__Goal of the exercise__: Determine the count of lines holding the string "this". Return only the number.

### Data provided

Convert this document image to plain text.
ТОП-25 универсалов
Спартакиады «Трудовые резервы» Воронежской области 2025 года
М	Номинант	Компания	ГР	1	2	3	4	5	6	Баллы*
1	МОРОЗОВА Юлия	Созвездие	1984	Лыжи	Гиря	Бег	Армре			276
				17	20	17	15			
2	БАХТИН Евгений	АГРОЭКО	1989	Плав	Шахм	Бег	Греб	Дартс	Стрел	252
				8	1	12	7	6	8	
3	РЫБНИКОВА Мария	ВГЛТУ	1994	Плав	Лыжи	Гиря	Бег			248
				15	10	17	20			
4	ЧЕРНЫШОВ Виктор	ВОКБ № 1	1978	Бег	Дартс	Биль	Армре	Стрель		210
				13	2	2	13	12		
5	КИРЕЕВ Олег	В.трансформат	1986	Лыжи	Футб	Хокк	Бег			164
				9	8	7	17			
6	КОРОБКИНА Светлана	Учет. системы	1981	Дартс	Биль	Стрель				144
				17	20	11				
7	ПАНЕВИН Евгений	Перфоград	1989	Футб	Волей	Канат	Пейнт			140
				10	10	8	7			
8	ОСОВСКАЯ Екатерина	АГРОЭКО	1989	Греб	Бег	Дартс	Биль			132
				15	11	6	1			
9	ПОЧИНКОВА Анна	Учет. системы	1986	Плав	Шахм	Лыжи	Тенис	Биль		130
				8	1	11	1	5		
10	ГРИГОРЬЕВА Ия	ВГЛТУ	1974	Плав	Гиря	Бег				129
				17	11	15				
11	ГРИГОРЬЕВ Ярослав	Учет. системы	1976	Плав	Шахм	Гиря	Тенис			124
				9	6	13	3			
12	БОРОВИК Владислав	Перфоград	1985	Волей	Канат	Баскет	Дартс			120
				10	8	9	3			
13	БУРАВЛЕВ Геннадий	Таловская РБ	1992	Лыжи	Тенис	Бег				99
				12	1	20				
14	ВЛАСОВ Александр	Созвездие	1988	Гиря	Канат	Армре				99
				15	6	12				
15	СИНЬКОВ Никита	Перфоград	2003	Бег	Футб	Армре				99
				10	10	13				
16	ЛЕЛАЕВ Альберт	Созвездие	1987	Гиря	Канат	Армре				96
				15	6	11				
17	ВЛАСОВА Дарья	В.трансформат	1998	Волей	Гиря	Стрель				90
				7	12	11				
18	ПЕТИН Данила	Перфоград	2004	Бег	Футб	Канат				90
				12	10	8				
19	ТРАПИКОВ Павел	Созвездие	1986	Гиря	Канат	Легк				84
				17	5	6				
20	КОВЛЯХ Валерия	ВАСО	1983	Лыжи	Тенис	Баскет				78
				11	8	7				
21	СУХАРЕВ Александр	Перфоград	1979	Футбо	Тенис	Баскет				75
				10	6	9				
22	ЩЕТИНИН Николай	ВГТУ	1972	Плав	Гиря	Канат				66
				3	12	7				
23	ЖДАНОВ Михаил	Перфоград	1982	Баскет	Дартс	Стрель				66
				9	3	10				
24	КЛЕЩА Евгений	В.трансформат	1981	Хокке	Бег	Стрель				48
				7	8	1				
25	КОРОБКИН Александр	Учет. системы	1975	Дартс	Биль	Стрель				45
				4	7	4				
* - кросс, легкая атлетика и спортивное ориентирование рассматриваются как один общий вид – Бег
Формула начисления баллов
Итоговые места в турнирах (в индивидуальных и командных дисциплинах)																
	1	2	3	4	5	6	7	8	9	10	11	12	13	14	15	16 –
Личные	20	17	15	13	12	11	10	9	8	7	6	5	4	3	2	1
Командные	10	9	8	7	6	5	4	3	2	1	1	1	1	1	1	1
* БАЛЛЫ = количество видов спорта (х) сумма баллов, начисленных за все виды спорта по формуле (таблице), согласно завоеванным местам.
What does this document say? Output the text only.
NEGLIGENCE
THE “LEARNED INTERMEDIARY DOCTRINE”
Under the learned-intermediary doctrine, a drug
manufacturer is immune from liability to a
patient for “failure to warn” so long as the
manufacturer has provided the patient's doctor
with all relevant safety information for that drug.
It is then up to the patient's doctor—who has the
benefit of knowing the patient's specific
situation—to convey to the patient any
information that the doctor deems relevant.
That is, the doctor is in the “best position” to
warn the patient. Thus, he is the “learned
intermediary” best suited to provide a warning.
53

######

__Exercise solution__: 2